*Exercise details*. Every record below should be printed exactly as it appears.

* * * * * * * * *

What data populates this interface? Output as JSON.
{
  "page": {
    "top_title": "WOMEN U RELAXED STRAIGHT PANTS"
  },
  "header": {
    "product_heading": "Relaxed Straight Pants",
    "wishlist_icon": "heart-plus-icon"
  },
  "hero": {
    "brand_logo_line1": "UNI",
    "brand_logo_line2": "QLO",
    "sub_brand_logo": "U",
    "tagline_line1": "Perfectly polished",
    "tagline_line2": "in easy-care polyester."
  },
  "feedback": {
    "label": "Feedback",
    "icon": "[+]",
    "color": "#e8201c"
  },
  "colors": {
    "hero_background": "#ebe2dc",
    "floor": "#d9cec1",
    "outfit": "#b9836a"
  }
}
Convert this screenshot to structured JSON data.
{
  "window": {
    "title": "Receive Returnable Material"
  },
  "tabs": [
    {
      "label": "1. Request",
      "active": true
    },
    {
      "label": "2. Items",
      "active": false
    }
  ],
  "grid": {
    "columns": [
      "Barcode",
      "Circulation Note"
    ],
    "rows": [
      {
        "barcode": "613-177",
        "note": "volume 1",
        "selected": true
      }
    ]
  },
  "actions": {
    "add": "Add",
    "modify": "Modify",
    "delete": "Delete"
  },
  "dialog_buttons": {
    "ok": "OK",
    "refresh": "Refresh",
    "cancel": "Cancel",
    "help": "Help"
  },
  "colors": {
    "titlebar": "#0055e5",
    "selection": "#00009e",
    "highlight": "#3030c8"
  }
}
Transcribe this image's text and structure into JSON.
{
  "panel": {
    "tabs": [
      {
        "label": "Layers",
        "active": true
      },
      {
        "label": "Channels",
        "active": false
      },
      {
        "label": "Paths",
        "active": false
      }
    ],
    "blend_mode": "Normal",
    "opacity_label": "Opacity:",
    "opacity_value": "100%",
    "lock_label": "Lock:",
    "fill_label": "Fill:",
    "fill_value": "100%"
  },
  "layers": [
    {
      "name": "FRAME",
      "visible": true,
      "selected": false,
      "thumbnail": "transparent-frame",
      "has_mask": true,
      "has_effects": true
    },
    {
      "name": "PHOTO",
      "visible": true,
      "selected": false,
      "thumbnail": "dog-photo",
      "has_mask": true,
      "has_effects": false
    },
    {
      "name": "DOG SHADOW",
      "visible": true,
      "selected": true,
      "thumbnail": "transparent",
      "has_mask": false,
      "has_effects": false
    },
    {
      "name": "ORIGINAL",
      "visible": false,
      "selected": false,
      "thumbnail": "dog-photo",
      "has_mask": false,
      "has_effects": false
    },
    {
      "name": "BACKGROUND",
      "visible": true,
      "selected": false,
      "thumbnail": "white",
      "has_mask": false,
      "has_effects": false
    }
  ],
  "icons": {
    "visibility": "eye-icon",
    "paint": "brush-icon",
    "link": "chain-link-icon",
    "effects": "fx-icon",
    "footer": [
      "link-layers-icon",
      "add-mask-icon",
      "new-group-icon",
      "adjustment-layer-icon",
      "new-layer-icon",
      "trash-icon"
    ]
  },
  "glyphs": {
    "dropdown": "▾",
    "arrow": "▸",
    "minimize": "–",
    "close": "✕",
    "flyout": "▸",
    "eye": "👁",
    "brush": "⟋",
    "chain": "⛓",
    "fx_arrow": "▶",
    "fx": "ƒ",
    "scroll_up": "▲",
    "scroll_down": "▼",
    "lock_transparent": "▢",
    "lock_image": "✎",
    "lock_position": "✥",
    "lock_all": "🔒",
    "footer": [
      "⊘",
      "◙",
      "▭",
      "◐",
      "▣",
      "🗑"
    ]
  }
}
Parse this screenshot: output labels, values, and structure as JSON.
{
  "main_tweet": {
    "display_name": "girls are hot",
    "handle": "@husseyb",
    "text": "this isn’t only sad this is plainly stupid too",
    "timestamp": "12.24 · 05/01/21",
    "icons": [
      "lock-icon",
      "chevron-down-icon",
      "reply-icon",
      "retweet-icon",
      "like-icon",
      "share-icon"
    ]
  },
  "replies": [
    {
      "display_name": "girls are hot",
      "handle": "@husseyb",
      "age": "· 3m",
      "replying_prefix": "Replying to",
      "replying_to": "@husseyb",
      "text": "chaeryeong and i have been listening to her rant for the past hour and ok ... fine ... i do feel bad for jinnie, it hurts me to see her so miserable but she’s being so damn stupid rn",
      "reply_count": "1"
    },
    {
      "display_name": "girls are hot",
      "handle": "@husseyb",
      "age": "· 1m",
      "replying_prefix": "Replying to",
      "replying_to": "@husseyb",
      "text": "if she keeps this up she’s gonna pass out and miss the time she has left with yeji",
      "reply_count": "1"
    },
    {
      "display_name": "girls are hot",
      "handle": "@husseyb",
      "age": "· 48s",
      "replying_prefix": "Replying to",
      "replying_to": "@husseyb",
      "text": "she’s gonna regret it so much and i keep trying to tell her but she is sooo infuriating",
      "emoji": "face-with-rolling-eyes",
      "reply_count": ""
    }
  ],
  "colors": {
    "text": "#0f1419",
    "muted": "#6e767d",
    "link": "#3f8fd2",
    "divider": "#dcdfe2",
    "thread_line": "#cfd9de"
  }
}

* * * * * * * * *

*Completed exercise*.
What data populates this interface? Output as JSON.
{
  "page": {
    "top_title": "WOMEN U RELAXED STRAIGHT PANTS"
  },
  "header": {
    "product_heading": "Relaxed Straight Pants",
    "wishlist_icon": "heart-plus-icon"
  },
  "hero": {
    "brand_logo_line1": "UNI",
    "brand_logo_line2": "QLO",
    "sub_brand_logo": "U",
    "tagline_line1": "Perfectly polished",
    "tagline_line2": "in easy-care polyester."
  },
  "feedback": {
    "label": "Feedback",
    "icon": "[+]",
    "color": "#e8201c"
  },
  "colors": {
    "hero_background": "#ebe2dc",
    "floor": "#d9cec1",
    "outfit": "#b9836a"
  }
}
Convert this screenshot to structured JSON data.
{
  "window": {
    "title": "Receive Returnable Material"
  },
  "tabs": [
    {
      "label": "1. Request",
      "active": true
    },
    {
      "label": "2. Items",
      "active": false
    }
  ],
  "grid": {
    "columns": [
      "Barcode",
      "Circulation Note"
    ],
    "rows": [
      {
        "barcode": "613-177",
        "note": "volume 1",
        "selected": true
      }
    ]
  },
  "actions": {
    "add": "Add",
    "modify": "Modify",
    "delete": "Delete"
  },
  "dialog_buttons": {
    "ok": "OK",
    "refresh": "Refresh",
    "cancel": "Cancel",
    "help": "Help"
  },
  "colors": {
    "titlebar": "#0055e5",
    "selection": "#00009e",
    "highlight": "#3030c8"
  }
}
Transcribe this image's text and structure into JSON.
{
  "panel": {
    "tabs": [
      {
        "label": "Layers",
        "active": true
      },
      {
        "label": "Channels",
        "active": false
      },
      {
        "label": "Paths",
        "active": false
      }
    ],
    "blend_mode": "Normal",
    "opacity_label": "Opacity:",
    "opacity_value": "100%",
    "lock_label": "Lock:",
    "fill_label": "Fill:",
    "fill_value": "100%"
  },
  "layers": [
    {
      "name": "FRAME",
      "visible": true,
      "selected": false,
      "thumbnail": "transparent-frame",
      "has_mask": true,
      "has_effects": true
    },
    {
      "name": "PHOTO",
      "visible": true,
      "selected": false,
      "thumbnail": "dog-photo",
      "has_mask": true,
      "has_effects": false
    },
    {
      "name": "DOG SHADOW",
      "visible": true,
      "selected": true,
      "thumbnail": "transparent",
      "has_mask": false,
      "has_effects": false
    },
    {
      "name": "ORIGINAL",
      "visible": false,
      "selected": false,
      "thumbnail": "dog-photo",
      "has_mask": false,
      "has_effects": false
    },
    {
      "name": "BACKGROUND",
      "visible": true,
      "selected": false,
      "thumbnail": "white",
      "has_mask": false,
      "has_effects": false
    }
  ],
  "icons": {
    "visibility": "eye-icon",
    "paint": "brush-icon",
    "link": "chain-link-icon",
    "effects": "fx-icon",
    "footer": [
      "link-layers-icon",
      "add-mask-icon",
      "new-group-icon",
      "adjustment-layer-icon",
      "new-layer-icon",
      "trash-icon"
    ]
  },
  "glyphs": {
    "dropdown": "▾",
    "arrow": "▸",
    "minimize": "–",
    "close": "✕",
    "flyout": "▸",
    "eye": "👁",
    "brush": "⟋",
    "chain": "⛓",
    "fx_arrow": "▶",
    "fx": "ƒ",
    "scroll_up": "▲",
    "scroll_down": "▼",
    "lock_transparent": "▢",
    "lock_image": "✎",
    "lock_position": "✥",
    "lock_all": "🔒",
    "footer": [
      "⊘",
      "◙",
      "▭",
      "◐",
      "▣",
      "🗑"
    ]
  }
}
Parse this screenshot: output labels, values, and structure as JSON.
{
  "main_tweet": {
    "display_name": "girls are hot",
    "handle": "@husseyb",
    "text": "this isn’t only sad this is plainly stupid too",
    "timestamp": "12.24 · 05/01/21",
    "icons": [
      "lock-icon",
      "chevron-down-icon",
      "reply-icon",
      "retweet-icon",
      "like-icon",
      "share-icon"
    ]
  },
  "replies": [
    {
      "display_name": "girls are hot",
      "handle": "@husseyb",
      "age": "· 3m",
      "replying_prefix": "Replying to",
      "replying_to": "@husseyb",
      "text": "chaeryeong and i have been listening to her rant for the past hour and ok ... fine ... i do feel bad for jinnie, it hurts me to see her so miserable but she’s being so damn stupid rn",
      "reply_count": "1"
    },
    {
      "display_name": "girls are hot",
      "handle": "@husseyb",
      "age": "· 1m",
      "replying_prefix": "Replying to",
      "replying_to": "@husseyb",
      "text": "if she keeps this up she’s gonna pass out and miss the time she has left with yeji",
      "reply_count": "1"
    },
    {
      "display_name": "girls are hot",
      "handle": "@husseyb",
      "age": "· 48s",
      "replying_prefix": "Replying to",
      "replying_to": "@husseyb",
      "text": "she’s gonna regret it so much and i keep trying to tell her but she is sooo infuriating",
      "emoji": "face-with-rolling-eyes",
      "reply_count": ""
    }
  ],
  "colors": {
    "text": "#0f1419",
    "muted": "#6e767d",
    "link": "#3f8fd2",
    "divider": "#dcdfe2",
    "thread_line": "#cfd9de"
  }
}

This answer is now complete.